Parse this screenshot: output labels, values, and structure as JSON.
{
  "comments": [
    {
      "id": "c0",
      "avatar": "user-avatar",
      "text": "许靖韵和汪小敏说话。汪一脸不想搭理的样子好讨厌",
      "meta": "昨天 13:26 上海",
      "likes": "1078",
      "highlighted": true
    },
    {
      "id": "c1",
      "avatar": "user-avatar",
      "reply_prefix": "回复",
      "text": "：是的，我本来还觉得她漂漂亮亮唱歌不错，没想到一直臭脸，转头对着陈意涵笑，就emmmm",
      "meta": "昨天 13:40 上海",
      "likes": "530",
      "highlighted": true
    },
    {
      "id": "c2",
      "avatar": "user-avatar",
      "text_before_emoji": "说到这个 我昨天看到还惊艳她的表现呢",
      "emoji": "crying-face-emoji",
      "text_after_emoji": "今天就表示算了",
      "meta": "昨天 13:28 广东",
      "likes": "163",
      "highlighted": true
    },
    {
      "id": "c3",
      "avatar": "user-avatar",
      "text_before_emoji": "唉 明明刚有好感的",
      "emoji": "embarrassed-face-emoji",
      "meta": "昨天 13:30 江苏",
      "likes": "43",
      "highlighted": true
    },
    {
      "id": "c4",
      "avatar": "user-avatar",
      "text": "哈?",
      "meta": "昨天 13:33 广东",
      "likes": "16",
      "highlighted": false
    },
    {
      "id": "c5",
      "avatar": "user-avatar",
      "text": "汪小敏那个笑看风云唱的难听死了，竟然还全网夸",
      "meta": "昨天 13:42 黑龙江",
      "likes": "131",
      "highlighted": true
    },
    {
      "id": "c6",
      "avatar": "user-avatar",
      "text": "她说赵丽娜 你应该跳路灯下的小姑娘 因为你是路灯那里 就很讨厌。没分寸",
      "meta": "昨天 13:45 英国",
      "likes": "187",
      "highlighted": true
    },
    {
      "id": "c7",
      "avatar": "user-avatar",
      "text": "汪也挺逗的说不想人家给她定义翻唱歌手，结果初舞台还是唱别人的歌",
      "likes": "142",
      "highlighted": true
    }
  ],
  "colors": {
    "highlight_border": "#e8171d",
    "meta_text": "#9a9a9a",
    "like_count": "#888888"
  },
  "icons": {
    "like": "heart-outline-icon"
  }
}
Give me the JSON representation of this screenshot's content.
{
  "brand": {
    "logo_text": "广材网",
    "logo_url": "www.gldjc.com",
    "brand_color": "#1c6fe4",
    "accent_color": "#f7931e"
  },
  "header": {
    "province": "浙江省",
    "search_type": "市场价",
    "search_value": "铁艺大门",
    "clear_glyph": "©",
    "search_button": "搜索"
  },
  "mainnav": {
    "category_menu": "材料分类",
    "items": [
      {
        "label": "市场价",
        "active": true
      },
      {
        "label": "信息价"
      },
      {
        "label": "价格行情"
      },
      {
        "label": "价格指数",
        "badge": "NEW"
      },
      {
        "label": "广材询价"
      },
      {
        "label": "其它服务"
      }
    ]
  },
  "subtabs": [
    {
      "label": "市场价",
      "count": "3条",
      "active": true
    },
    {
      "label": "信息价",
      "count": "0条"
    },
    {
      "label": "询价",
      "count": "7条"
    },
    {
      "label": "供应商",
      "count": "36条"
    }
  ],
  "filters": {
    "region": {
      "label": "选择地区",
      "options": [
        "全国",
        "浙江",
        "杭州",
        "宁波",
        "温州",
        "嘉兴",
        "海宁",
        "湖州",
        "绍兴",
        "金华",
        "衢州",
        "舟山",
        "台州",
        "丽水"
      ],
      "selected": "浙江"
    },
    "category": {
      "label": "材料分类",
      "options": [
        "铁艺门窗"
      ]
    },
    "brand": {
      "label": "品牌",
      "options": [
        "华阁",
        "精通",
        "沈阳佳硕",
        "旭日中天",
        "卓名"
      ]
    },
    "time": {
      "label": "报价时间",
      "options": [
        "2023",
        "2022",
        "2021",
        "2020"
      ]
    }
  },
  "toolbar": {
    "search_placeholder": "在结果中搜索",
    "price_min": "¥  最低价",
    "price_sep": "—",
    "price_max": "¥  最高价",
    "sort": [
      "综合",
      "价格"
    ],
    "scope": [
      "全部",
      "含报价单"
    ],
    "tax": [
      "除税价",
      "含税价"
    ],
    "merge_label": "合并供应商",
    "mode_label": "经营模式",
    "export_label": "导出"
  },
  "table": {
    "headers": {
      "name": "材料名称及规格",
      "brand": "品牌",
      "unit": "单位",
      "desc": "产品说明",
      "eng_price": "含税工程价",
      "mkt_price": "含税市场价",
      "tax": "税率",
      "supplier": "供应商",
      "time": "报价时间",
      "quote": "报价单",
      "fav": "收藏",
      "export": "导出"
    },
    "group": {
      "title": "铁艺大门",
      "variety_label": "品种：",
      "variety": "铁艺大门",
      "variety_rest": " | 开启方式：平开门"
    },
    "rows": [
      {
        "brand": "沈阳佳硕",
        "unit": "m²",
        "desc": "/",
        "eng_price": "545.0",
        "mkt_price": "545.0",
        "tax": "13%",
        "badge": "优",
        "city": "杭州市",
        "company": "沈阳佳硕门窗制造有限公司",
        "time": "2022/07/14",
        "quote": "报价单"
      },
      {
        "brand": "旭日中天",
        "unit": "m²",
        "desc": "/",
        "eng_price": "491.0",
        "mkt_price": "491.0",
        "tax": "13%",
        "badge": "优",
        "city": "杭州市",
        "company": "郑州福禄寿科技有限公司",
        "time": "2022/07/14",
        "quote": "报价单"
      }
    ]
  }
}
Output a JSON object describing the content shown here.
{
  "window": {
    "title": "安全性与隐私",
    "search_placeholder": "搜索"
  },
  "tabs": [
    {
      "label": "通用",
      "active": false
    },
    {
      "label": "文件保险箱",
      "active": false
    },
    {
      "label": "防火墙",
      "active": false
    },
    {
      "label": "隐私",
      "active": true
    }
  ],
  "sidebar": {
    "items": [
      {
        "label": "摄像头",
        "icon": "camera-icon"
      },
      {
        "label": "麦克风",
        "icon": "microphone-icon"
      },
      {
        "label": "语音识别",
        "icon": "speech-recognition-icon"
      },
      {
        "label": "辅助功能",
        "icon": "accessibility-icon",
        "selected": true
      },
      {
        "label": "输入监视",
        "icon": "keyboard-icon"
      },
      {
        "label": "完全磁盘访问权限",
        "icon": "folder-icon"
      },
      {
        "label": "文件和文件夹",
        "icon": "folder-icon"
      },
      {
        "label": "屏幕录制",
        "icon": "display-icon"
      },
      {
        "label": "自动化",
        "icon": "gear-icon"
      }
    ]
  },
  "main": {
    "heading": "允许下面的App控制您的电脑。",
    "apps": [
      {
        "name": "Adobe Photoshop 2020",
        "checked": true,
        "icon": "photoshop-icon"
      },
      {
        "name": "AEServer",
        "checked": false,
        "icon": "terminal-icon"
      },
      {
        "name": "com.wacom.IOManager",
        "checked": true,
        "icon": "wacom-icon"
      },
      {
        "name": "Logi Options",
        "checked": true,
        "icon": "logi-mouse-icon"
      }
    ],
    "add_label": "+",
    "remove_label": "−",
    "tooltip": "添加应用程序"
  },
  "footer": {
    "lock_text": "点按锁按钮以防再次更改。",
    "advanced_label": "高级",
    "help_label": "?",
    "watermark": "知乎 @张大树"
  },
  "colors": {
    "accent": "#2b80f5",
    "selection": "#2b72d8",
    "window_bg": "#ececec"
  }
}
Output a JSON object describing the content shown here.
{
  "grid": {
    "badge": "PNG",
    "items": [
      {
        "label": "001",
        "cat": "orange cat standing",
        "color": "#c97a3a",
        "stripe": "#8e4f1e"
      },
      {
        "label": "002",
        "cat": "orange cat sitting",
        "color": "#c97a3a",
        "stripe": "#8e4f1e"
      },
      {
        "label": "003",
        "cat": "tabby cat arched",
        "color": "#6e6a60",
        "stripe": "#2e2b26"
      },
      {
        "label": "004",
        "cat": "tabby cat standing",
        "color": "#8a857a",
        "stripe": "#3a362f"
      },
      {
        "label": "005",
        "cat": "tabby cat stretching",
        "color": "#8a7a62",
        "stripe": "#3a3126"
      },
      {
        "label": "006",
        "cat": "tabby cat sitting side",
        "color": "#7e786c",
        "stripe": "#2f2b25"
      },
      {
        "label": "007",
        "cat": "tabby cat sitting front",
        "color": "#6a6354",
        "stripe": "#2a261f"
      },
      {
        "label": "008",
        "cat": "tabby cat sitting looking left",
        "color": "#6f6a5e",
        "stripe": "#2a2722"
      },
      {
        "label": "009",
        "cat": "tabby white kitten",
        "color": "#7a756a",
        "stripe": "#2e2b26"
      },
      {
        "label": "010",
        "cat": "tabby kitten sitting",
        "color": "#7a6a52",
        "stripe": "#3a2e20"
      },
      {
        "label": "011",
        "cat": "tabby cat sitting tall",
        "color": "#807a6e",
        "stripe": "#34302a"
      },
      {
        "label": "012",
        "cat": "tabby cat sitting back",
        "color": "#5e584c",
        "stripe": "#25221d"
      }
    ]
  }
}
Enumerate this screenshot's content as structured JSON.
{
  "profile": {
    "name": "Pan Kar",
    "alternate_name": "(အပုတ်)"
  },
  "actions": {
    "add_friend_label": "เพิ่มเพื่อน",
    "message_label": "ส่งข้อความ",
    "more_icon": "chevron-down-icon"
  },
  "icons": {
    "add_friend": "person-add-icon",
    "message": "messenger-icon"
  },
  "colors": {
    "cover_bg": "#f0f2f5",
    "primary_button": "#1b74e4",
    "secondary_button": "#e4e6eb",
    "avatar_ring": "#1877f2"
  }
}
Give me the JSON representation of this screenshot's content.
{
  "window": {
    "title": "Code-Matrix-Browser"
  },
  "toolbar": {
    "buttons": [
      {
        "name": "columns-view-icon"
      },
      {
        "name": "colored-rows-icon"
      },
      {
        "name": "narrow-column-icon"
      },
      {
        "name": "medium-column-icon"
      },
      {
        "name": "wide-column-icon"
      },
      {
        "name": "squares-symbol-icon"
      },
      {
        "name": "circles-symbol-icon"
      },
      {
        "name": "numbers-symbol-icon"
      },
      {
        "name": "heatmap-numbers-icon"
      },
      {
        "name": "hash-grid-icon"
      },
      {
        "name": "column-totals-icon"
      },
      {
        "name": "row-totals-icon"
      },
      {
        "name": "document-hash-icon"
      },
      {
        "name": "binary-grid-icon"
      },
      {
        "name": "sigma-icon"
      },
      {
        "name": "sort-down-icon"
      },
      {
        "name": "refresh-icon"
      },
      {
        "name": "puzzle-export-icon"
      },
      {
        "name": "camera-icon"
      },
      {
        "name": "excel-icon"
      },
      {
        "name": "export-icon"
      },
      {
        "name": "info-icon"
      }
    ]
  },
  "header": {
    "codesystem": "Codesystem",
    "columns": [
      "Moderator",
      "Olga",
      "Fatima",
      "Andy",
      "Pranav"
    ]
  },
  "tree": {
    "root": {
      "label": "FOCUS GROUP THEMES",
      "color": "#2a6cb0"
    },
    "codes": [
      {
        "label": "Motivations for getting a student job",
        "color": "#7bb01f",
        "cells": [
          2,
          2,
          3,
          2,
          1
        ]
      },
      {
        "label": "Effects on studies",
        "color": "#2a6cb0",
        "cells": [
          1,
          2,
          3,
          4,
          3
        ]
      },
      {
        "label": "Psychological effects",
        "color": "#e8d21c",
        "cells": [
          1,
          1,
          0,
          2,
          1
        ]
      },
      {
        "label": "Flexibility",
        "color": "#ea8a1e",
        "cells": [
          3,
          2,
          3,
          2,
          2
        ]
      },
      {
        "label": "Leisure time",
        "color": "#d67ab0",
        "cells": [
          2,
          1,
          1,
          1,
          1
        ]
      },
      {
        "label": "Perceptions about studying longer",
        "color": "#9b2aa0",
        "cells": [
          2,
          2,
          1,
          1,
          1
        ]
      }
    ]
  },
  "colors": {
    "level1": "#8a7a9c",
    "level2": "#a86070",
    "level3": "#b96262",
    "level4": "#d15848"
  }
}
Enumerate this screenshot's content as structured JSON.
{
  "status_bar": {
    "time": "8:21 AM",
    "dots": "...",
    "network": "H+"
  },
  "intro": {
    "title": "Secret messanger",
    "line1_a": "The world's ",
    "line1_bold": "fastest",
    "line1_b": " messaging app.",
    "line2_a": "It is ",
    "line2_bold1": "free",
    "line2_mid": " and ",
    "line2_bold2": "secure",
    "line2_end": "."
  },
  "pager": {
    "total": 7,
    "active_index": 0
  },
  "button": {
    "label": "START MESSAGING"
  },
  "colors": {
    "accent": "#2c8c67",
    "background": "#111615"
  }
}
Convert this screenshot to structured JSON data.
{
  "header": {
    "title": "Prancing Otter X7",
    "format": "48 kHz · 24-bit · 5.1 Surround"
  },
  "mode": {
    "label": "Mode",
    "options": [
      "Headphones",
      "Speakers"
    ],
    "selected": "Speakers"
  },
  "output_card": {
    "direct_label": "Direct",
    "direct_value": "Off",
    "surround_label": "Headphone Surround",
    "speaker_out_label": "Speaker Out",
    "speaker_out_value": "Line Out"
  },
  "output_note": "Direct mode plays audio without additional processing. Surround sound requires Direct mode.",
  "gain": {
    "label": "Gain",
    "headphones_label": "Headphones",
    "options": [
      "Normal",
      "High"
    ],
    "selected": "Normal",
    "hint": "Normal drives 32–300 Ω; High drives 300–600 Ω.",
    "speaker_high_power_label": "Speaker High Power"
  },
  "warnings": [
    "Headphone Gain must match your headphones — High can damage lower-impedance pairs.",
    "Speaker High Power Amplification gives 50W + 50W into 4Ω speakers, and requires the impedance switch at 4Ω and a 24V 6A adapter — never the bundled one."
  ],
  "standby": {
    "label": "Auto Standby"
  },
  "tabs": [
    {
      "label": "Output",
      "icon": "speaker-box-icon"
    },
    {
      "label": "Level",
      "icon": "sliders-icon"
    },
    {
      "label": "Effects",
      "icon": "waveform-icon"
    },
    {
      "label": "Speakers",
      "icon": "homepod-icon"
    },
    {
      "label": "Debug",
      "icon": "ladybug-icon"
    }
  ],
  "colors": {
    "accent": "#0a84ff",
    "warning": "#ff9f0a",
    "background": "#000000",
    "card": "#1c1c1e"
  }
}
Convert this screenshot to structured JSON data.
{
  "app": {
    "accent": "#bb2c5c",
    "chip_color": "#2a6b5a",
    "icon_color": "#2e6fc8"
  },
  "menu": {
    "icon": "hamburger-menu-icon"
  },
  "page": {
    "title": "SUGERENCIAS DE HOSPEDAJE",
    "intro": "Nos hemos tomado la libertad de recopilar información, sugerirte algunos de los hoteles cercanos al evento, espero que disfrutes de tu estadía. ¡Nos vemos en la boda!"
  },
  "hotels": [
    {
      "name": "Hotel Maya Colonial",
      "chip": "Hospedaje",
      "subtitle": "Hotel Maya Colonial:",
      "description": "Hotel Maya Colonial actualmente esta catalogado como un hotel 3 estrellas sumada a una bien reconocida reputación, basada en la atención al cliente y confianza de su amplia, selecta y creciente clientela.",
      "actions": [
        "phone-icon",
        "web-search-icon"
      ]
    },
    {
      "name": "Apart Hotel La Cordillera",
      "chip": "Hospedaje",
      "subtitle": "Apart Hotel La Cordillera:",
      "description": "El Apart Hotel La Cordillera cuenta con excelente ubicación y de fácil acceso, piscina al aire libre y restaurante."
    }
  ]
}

* SET EXERCISE:
Collect the complete line wherever the string "background" appears in the records.

* EXERCISE ANSWER:
    "background": "#111615"
    "background": "#000000",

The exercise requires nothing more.